* _Exercise_
Copy all lines holding the word "Выдача" from the entries.

* _Supplied records_

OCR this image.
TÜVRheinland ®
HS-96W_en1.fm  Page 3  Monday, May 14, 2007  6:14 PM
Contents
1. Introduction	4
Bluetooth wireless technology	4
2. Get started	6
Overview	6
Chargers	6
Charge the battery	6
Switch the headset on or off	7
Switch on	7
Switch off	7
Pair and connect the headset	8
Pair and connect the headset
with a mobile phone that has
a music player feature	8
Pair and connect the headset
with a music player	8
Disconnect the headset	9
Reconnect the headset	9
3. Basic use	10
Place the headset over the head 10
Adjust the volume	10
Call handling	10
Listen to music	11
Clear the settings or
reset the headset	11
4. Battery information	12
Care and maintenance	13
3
---
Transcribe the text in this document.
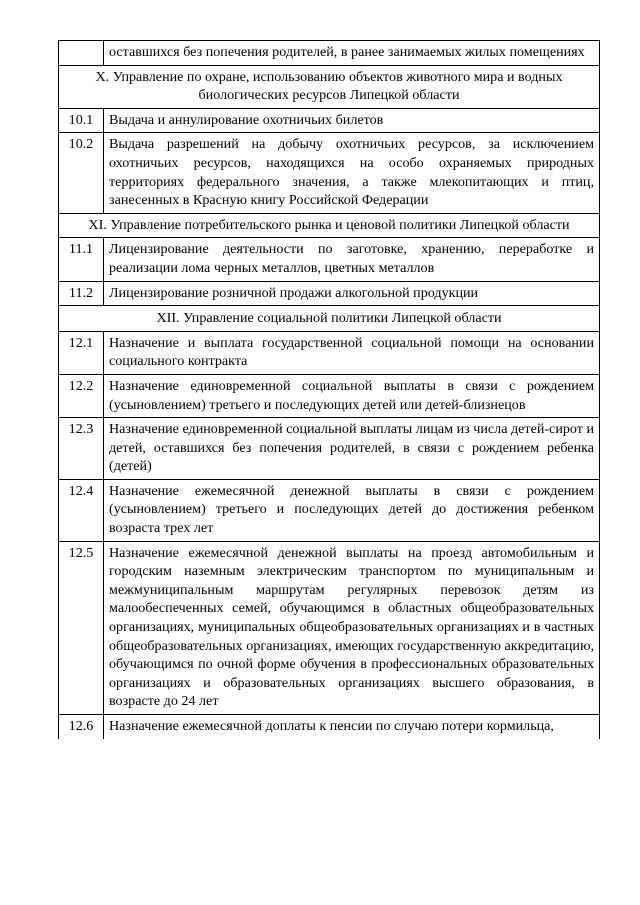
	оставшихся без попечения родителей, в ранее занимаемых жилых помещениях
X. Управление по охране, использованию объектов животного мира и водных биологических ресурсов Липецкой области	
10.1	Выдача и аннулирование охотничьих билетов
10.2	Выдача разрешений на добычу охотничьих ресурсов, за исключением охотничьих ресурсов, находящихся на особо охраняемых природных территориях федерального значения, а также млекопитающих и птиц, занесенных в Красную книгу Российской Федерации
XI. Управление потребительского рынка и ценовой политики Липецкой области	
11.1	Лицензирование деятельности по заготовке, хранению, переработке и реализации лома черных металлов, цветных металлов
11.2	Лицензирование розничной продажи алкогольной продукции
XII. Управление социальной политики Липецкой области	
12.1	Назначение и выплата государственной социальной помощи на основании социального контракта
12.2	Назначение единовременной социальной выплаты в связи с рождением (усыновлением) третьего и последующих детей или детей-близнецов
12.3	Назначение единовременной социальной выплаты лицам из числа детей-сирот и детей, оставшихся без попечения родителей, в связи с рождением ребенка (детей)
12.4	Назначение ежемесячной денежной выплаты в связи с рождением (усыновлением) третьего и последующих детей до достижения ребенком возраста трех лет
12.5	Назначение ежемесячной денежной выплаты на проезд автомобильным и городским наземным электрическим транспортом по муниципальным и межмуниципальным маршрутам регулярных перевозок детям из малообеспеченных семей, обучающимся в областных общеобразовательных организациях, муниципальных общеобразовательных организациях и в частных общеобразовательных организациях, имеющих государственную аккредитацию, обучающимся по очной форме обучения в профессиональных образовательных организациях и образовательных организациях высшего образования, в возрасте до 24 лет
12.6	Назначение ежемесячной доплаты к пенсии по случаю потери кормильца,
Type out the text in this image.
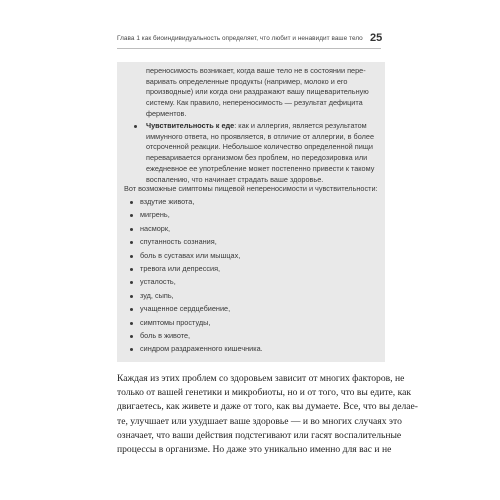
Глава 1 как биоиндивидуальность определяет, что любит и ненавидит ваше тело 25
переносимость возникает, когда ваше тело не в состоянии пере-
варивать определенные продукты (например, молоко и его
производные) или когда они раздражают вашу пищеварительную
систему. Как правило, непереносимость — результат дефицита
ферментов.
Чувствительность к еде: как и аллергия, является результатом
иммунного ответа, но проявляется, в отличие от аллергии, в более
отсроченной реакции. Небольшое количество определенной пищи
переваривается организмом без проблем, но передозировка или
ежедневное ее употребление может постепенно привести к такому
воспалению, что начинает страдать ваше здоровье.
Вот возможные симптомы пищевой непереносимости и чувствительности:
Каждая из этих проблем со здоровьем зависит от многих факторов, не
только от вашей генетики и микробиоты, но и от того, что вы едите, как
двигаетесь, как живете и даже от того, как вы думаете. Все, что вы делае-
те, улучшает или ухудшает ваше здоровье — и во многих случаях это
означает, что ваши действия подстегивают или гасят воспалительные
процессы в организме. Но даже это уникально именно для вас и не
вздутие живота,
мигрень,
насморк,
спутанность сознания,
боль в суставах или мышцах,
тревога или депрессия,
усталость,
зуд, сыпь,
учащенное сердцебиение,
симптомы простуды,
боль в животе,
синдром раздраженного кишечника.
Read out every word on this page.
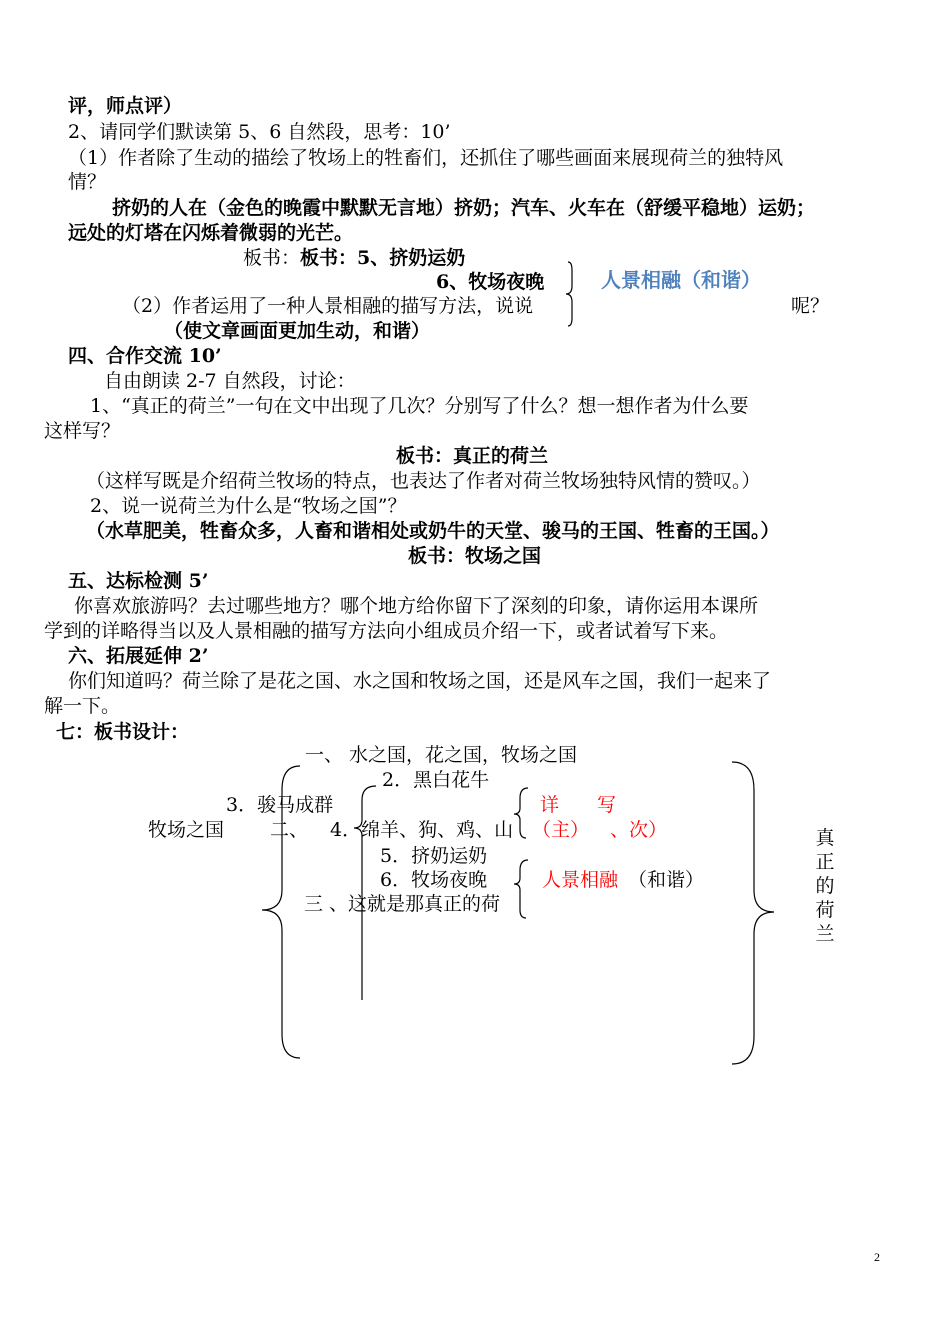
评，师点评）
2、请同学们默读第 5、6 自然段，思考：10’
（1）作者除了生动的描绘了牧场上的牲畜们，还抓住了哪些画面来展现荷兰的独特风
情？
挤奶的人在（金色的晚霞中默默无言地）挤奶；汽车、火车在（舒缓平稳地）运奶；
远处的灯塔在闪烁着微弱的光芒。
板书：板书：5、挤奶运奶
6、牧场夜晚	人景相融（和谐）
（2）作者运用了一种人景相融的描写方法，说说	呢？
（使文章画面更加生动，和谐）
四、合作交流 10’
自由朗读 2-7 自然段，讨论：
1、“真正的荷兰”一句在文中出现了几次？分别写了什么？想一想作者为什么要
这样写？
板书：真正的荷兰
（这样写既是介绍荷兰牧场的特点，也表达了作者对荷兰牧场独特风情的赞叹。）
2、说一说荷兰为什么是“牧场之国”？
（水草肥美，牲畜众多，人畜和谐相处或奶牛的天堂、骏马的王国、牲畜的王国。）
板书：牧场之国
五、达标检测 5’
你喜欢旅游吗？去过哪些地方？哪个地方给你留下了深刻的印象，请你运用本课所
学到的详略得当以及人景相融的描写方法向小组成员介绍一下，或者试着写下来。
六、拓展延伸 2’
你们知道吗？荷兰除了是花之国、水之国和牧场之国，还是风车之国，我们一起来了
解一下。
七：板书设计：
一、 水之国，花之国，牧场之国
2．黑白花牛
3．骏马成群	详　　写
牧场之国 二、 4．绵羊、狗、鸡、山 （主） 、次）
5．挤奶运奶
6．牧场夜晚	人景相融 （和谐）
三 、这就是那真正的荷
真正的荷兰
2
==
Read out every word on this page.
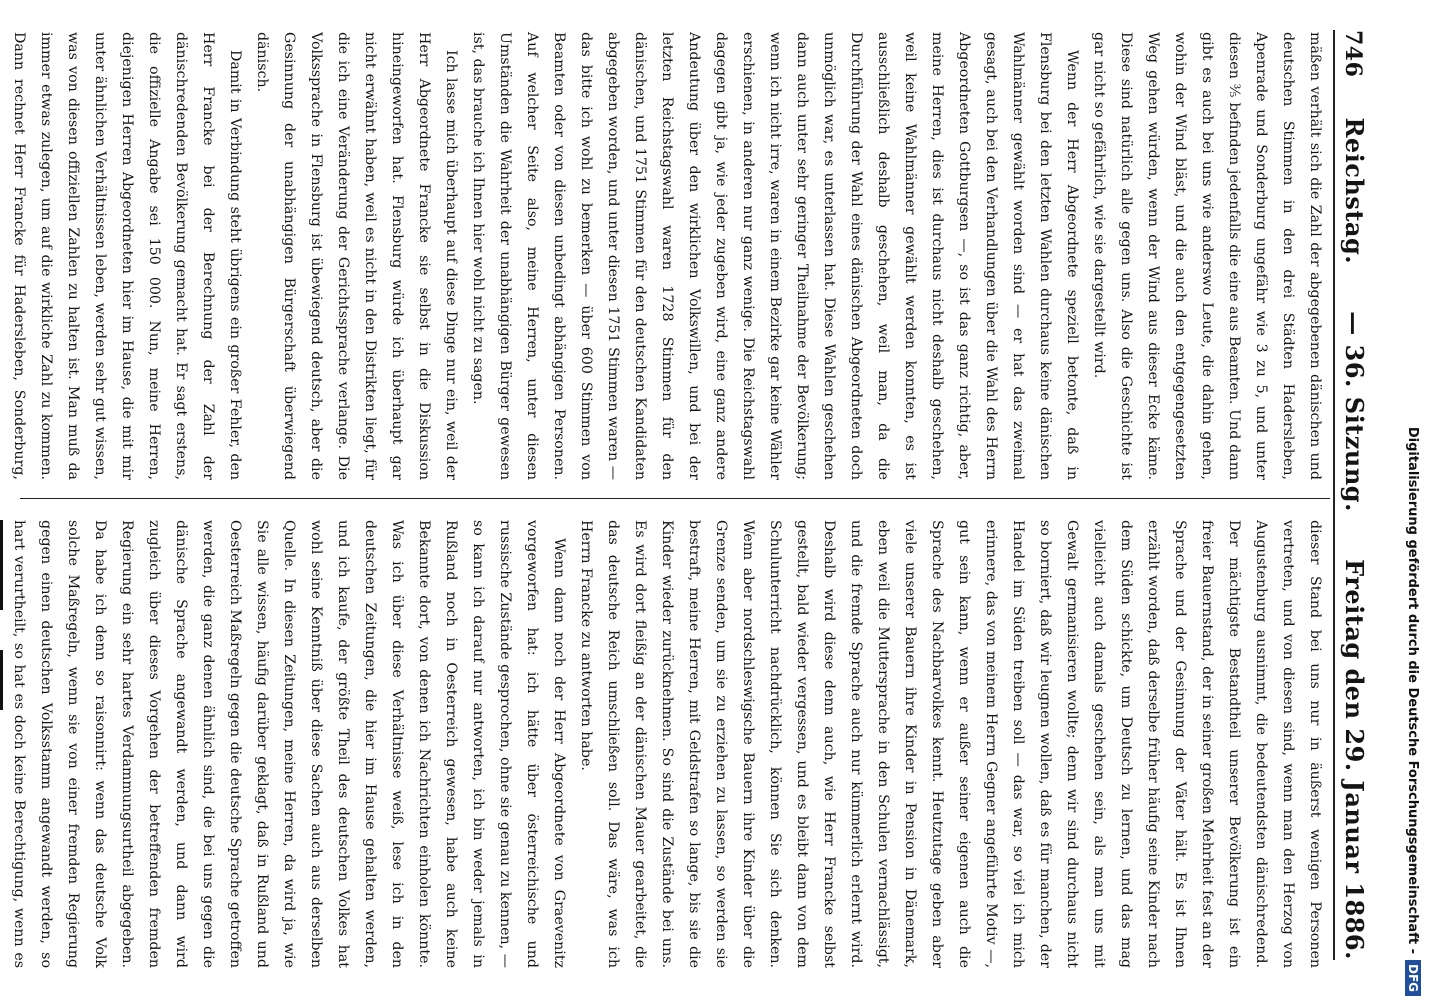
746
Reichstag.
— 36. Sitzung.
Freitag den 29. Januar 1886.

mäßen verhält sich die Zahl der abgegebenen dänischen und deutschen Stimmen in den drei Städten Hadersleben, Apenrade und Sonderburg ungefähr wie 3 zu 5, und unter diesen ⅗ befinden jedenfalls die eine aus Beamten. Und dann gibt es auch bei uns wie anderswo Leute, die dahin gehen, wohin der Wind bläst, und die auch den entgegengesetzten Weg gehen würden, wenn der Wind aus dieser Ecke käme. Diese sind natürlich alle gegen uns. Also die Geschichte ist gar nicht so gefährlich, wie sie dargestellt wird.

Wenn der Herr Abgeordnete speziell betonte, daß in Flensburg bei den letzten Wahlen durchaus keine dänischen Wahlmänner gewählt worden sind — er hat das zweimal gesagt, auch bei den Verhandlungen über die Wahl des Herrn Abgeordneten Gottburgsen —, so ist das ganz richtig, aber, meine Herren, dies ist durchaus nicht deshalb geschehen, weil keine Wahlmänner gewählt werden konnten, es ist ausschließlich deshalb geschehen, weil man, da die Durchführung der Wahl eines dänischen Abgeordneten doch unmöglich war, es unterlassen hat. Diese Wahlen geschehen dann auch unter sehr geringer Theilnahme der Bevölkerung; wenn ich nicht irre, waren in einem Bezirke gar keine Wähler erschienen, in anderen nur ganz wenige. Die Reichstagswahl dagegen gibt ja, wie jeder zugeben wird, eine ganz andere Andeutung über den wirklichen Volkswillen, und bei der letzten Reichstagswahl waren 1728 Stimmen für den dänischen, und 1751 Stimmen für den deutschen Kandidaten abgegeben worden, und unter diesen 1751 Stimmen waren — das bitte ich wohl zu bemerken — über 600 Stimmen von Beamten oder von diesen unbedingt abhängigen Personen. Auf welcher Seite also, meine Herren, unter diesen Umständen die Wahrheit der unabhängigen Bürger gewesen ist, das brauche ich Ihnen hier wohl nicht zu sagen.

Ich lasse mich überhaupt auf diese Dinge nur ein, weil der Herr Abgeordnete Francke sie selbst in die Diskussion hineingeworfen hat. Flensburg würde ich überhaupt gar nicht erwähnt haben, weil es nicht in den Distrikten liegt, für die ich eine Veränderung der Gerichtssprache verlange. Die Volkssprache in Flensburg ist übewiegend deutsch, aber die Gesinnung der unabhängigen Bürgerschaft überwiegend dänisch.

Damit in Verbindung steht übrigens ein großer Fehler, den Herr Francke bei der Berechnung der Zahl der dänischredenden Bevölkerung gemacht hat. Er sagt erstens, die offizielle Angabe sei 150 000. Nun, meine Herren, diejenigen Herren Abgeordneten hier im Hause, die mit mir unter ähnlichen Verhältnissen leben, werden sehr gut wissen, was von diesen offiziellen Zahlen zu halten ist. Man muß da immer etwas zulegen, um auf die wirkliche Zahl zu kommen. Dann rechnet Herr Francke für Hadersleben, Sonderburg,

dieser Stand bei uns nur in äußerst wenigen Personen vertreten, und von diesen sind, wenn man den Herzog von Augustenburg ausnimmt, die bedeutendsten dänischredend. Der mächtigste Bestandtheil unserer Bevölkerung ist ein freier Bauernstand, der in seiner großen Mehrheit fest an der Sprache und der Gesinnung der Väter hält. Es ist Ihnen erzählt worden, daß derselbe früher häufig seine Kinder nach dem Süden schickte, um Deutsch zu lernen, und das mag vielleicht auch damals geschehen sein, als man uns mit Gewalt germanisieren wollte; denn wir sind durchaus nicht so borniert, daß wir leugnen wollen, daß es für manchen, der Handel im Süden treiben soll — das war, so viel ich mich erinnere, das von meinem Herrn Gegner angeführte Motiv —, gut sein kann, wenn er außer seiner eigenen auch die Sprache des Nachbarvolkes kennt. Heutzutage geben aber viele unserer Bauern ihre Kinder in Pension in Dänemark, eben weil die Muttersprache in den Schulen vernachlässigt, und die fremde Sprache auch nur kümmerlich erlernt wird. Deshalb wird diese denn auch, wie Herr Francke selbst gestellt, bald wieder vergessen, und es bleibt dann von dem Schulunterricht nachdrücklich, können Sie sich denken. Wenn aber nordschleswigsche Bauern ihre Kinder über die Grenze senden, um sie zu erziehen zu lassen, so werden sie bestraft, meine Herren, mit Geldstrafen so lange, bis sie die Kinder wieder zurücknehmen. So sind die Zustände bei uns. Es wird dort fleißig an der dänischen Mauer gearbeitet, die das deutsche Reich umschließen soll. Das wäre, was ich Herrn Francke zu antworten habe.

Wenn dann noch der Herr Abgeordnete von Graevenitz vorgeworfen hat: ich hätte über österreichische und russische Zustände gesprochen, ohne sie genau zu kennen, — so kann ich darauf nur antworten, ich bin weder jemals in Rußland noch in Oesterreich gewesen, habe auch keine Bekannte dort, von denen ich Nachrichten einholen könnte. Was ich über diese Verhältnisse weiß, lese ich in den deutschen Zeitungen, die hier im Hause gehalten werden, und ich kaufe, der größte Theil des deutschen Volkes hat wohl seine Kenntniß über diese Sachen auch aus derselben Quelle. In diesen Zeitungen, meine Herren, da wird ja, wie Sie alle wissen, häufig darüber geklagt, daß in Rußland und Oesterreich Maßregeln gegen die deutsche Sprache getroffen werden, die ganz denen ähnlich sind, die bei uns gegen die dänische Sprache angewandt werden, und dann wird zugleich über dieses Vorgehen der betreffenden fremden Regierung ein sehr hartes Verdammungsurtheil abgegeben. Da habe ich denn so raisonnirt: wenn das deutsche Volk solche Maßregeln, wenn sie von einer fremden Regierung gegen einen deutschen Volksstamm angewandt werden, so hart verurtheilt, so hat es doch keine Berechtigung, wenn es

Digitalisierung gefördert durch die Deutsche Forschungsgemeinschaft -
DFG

* _Reply_
10.1	Выдача и аннулирование охотничьих билетов
10.2	Выдача разрешений на добычу охотничьих ресурсов, за исключением охотничьих ресурсов, находящихся на особо охраняемых природных территориях федерального значения, а также млекопитающих и птиц, занесенных в Красную книгу Российской Федерации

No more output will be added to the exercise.